» EXTRACT PROVIDED
What This Lecture Covers
I am delighted to be able to share with you some of my thoughts
about the new software and information tools. I will focus these
observations on the challenges and the opportunities these new
tools represent for libraries, particularly special libraries
and special librarians. Special libraries have an important role
to play in many organizations because information access is the
business of special libraries and their staff.
The Areas of Investigation
- In the course of gathering information for this subject,
the amount of data available is overwhelming. In order to give
some shape and form to my observations, I want to cover three
subjects.
First, what are the market realities we must deal with? There
are many misconceptions about new software, particularly Internet
software, that should be placed in a factual context.
- Second, I want to review with you a few of the most prescient
developments in interfaces and the functions to which they provide
access. What will these interfaces ultimately be like? I think
video games provide a good idea of our future.
- Finally, I want to offer a few thoughts about where we will
be going or where these new developments will take us.
Libraries Are Important
Let me emphasize that libraries are vitally important. The
reasons are obvious, but like Poes purloined letter, often
overlooked. People are the heart of libraries, not books and
data. Libraries principal service is to get people into
contact with the books and the data. Libraries, therefore, are
a nexus.
Second, paper remains an important medium. Paper must be managed
and organized in meaningful ways, in books, in journals, in other
types of documents. Libraries, whatever they may be called, will
be a catalyst in managing this content. Finally, the Internet
is another medium but is an environmental medium which supports
competition, innovation, mutation, and change--all moving at
the speed of the network itself. Just as libraries manage physical
audio discs, letters, art, and other media. Libraries, in some
form, will leave their imprint on digital collections.
A Big Question
Is there a future for libraries?
Yes, there is. As the Web expands as a tool and more services,
libraries will provide access to content. In the U.S., for example,
it is popular to envision a world in which any terminal is a
portal to a virtual library. However, this vision is only partially
accurate. Where there is a lack of infrastructure, old fashioned,
brick and mortar libraries will be the portal for online access
for many people.
In developed countries, the situation is more complex, but libraries
will play a vital role in housing certain types of content so
that it is not deleted when a local Internet service provider
goes out of business or when a computer crashes and no provision
for archiving has been made.
Virtual Libraries But Not Everywhere
If we consider where virtual libraries will gain momentum,
it is clear that several countries have the resources--that is,
infrastructure, money, and people--to demand and create new types
of libraries. These countries are among the most developed on
earth: the U.S., Canada, the United Kingdom, France, Germany,
and the Nordic countries.

» OBJECTIVE
From the lecture excerpt on libraries, rewrite the section between "The Areas of" and "of our future.", inclusive, replacing "interfaces" with "displays".

» ITEMS
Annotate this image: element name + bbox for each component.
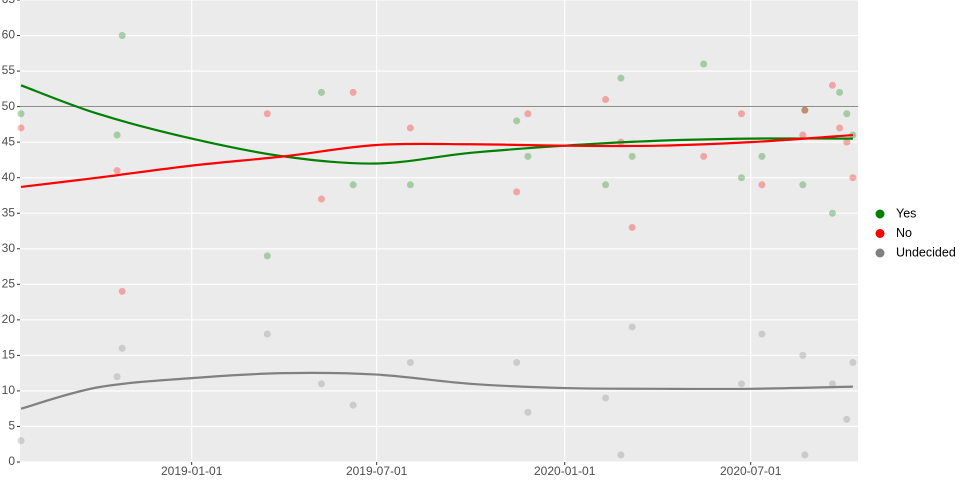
point [17, 124, 25, 132]
point [843, 110, 851, 118]
point [700, 60, 708, 68]
point [406, 181, 414, 189]
point [836, 124, 844, 132]
point [524, 408, 532, 416]
point [513, 358, 521, 366]
legend-key [875, 248, 885, 258]
trend-line [20, 133, 853, 189]
point [317, 195, 325, 203]
y-tick-label: 20 [2, 312, 16, 326]
point [737, 380, 745, 388]
point [617, 451, 625, 459]
point [118, 344, 126, 352]
point [113, 131, 121, 139]
point [602, 394, 610, 402]
point [849, 174, 857, 182]
point [113, 373, 121, 381]
y-tick-label: 0 [8, 454, 15, 468]
point [513, 188, 521, 196]
point [849, 358, 857, 366]
y-tick-label: 5 [8, 419, 15, 433]
point [799, 181, 807, 189]
y-tick-label: 60 [2, 28, 16, 42]
point [317, 88, 325, 96]
legend-key [875, 229, 885, 238]
point [406, 124, 414, 132]
point [118, 287, 126, 295]
point [628, 223, 636, 231]
legend-label: Undecided [896, 245, 956, 259]
plot-panel [20, 0, 858, 462]
point [349, 88, 357, 96]
point [700, 152, 708, 160]
point [263, 330, 271, 338]
trend-line [20, 84, 853, 165]
y-tick-label: 15 [2, 348, 16, 362]
y-tick-label: 25 [2, 276, 16, 290]
legend-key [875, 209, 885, 219]
y-tick-label: 40 [2, 170, 16, 184]
point [801, 106, 809, 114]
point [349, 181, 357, 189]
point [602, 96, 610, 104]
point [801, 106, 809, 114]
point [758, 181, 766, 189]
point [406, 358, 414, 366]
point [17, 437, 25, 445]
y-tick-label: 55 [2, 63, 16, 77]
y-tick-label: 50 [2, 99, 16, 113]
point [799, 131, 807, 139]
point [524, 110, 532, 118]
point [617, 74, 625, 82]
point [828, 380, 836, 388]
x-tick-label: 2020-07-01 [720, 464, 782, 478]
point [628, 152, 636, 160]
y-tick-label: 30 [2, 241, 16, 255]
legend-label: Yes [896, 206, 916, 220]
legend-label: No [896, 226, 912, 240]
point [799, 351, 807, 359]
point [758, 330, 766, 338]
point [828, 81, 836, 89]
point [737, 174, 745, 182]
x-tick-label: 2019-01-01 [161, 464, 223, 478]
y-tick-label: 35 [2, 205, 16, 219]
point [628, 323, 636, 331]
x-tick-label: 2020-01-01 [534, 464, 596, 478]
point [263, 252, 271, 260]
point [349, 401, 357, 409]
point [317, 380, 325, 388]
trend-line [20, 371, 853, 410]
point [836, 88, 844, 96]
y-tick-label: 45 [2, 134, 16, 148]
point [737, 110, 745, 118]
point [828, 209, 836, 217]
point [801, 451, 809, 459]
point [263, 110, 271, 118]
point [843, 415, 851, 423]
point [524, 152, 532, 160]
y-tick-label: 65 [2, 0, 16, 6]
point [17, 110, 25, 118]
point [602, 181, 610, 189]
point [118, 32, 126, 40]
point [113, 167, 121, 175]
y-tick-label: 10 [2, 383, 16, 397]
point [513, 117, 521, 125]
point [843, 138, 851, 146]
x-tick-label: 2019-07-01 [346, 464, 408, 478]
point [758, 152, 766, 160]
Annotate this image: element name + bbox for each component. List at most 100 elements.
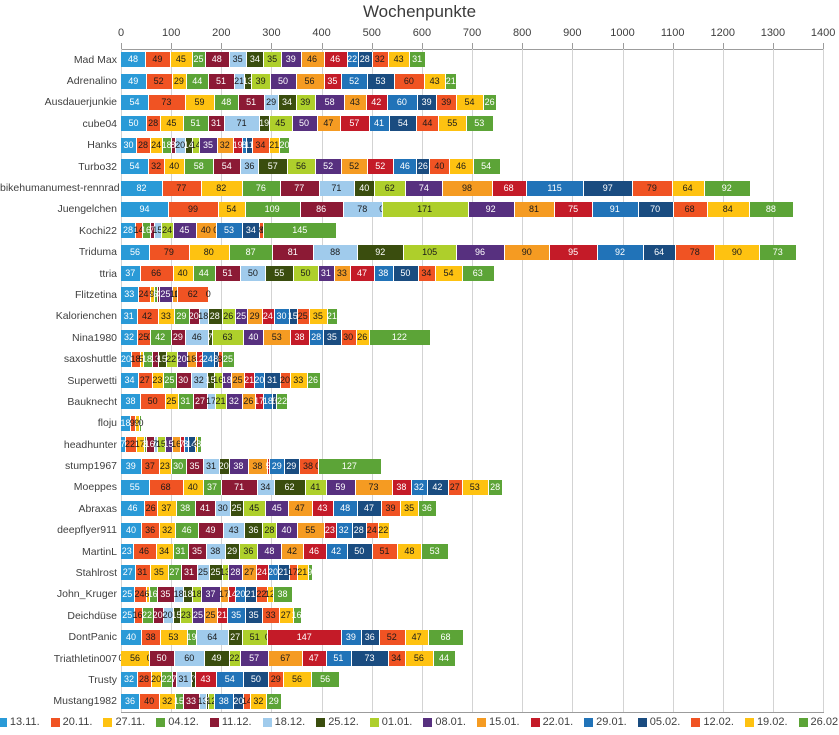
- bar-segment: [121, 73, 146, 89]
- bar-segment: [184, 94, 215, 110]
- value-label: 40: [177, 268, 188, 279]
- bar-segment: [121, 137, 137, 153]
- value-label: 22: [161, 674, 172, 685]
- value-label: 38: [252, 460, 263, 471]
- bar-segment: [152, 608, 163, 624]
- legend-item: 11.12.: [209, 716, 252, 728]
- value-label: 14: [133, 225, 144, 236]
- value-label: 34: [255, 139, 266, 150]
- bar-segment: [133, 608, 142, 624]
- value-label: 44: [422, 118, 433, 129]
- bar-segment: [266, 693, 281, 709]
- bar-segment: [160, 116, 183, 132]
- value-label: 17: [254, 396, 265, 407]
- bar-segment: [255, 586, 267, 602]
- bar-segment: [243, 373, 255, 388]
- value-label: 29: [172, 332, 183, 343]
- bar-segment: [121, 651, 150, 667]
- value-label: 46: [127, 503, 138, 514]
- bar-segment: [240, 159, 259, 175]
- axis-tick: [522, 43, 524, 49]
- value-label: 18: [191, 588, 202, 599]
- value-label: 7: [179, 439, 185, 450]
- value-label: 48: [128, 54, 139, 65]
- legend-item: 26.02.: [798, 716, 839, 728]
- value-label: 28: [123, 225, 134, 236]
- legend-swatch: [637, 717, 647, 727]
- bar-segment: [513, 201, 555, 217]
- value-label: 32: [124, 332, 135, 343]
- bar-segment: [247, 308, 262, 324]
- gridline: [371, 49, 373, 712]
- value-label: 59: [335, 481, 346, 492]
- value-label: 46: [139, 546, 150, 557]
- x-axis-tick-label: 400: [312, 27, 331, 39]
- value-label: 31: [211, 118, 222, 129]
- bar-segment: [169, 52, 193, 68]
- value-label: 21: [445, 75, 456, 86]
- value-label: 40: [248, 332, 259, 343]
- bar-segment: [191, 608, 205, 624]
- bar-segment: [172, 672, 176, 688]
- bar-segment: [472, 159, 500, 175]
- value-label: 13: [149, 353, 160, 364]
- bar-segment: [208, 73, 234, 89]
- category-label: Abraxas: [78, 502, 117, 515]
- value-label: 52: [349, 161, 360, 172]
- bar-segment: [268, 651, 303, 667]
- legend-label: 13.11.: [9, 716, 40, 728]
- bar-segment: [150, 565, 168, 581]
- bar-segment: [309, 330, 324, 346]
- value-label: 33: [160, 310, 171, 321]
- value-label: 48: [264, 546, 275, 557]
- value-label: 79: [163, 246, 174, 257]
- bar-segment: [221, 565, 229, 581]
- category-label: stump1967: [65, 460, 117, 473]
- category-label: Deichdüse: [67, 609, 117, 622]
- bar-segment: [192, 586, 202, 602]
- category-label: Ausdauerjunkie: [44, 96, 117, 109]
- bar-segment: [140, 458, 160, 474]
- value-label: 13: [242, 75, 253, 86]
- value-label: 27: [169, 567, 180, 578]
- bar-segment: [393, 159, 417, 175]
- bar-segment: [282, 672, 312, 688]
- value-label: 30: [173, 460, 184, 471]
- value-label: 29: [270, 674, 281, 685]
- bar-segment: [140, 394, 166, 410]
- value-label: 88: [765, 203, 776, 214]
- category-label: bikehumanumest-rennrad: [0, 182, 120, 195]
- bar-segment: [215, 223, 243, 239]
- bar-segment: [456, 244, 505, 260]
- bar-segment: [134, 565, 151, 581]
- value-label: 7: [190, 674, 196, 685]
- value-label: 42: [155, 332, 166, 343]
- bar-segment: [151, 351, 159, 367]
- value-label: 16: [144, 439, 155, 450]
- value-label: 31: [183, 567, 194, 578]
- value-label: 8: [258, 225, 264, 236]
- value-label: 21: [215, 396, 226, 407]
- bar-segment: [158, 351, 166, 367]
- bar-segment: [250, 73, 271, 89]
- bar-segment: [261, 308, 274, 324]
- bar-segment: [121, 522, 142, 538]
- bar-segment: [462, 266, 494, 282]
- value-label: 68: [160, 481, 171, 492]
- value-label: 24: [162, 225, 173, 236]
- legend: 13.11. 20.11. 27.11. 04.12. 11.12. 18.12. 25.1…: [0, 716, 839, 728]
- category-label: headhunter: [63, 438, 117, 451]
- bar-segment: [326, 308, 338, 324]
- bar-segment: [139, 693, 160, 709]
- bar-segment: [371, 544, 398, 560]
- value-label: 74: [418, 182, 429, 193]
- bar-segment: [192, 137, 200, 153]
- value-label: 71: [236, 118, 247, 129]
- value-label: 15: [155, 439, 166, 450]
- x-axis-tick-label: 1100: [660, 27, 685, 39]
- bar-segment: [315, 94, 345, 110]
- value-label: 84: [722, 203, 733, 214]
- bar-segment: [186, 351, 196, 367]
- value-label: 35: [189, 460, 200, 471]
- value-label: 46: [307, 54, 318, 65]
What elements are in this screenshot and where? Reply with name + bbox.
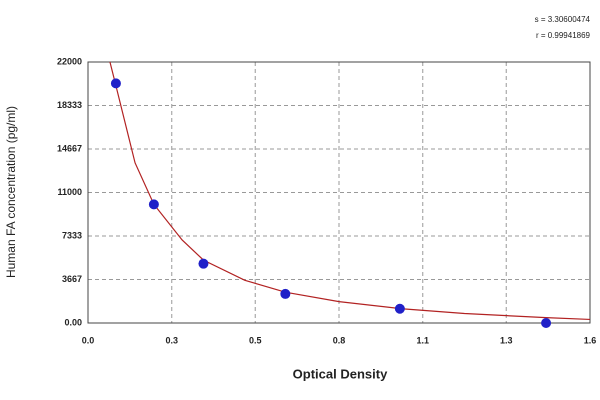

» THE ANSWER
The Areas of Investigation
- In the course of gathering information for this subject,
the amount of data available is overwhelming. In order to give
some shape and form to my observations, I want to cover three
subjects.
First, what are the market realities we must deal with? There
are many misconceptions about new software, particularly Internet
software, that should be placed in a factual context.
- Second, I want to review with you a few of the most prescient
developments in displays and the functions to which they provide
access. What will these displays ultimately be like? I think
video games provide a good idea of our future.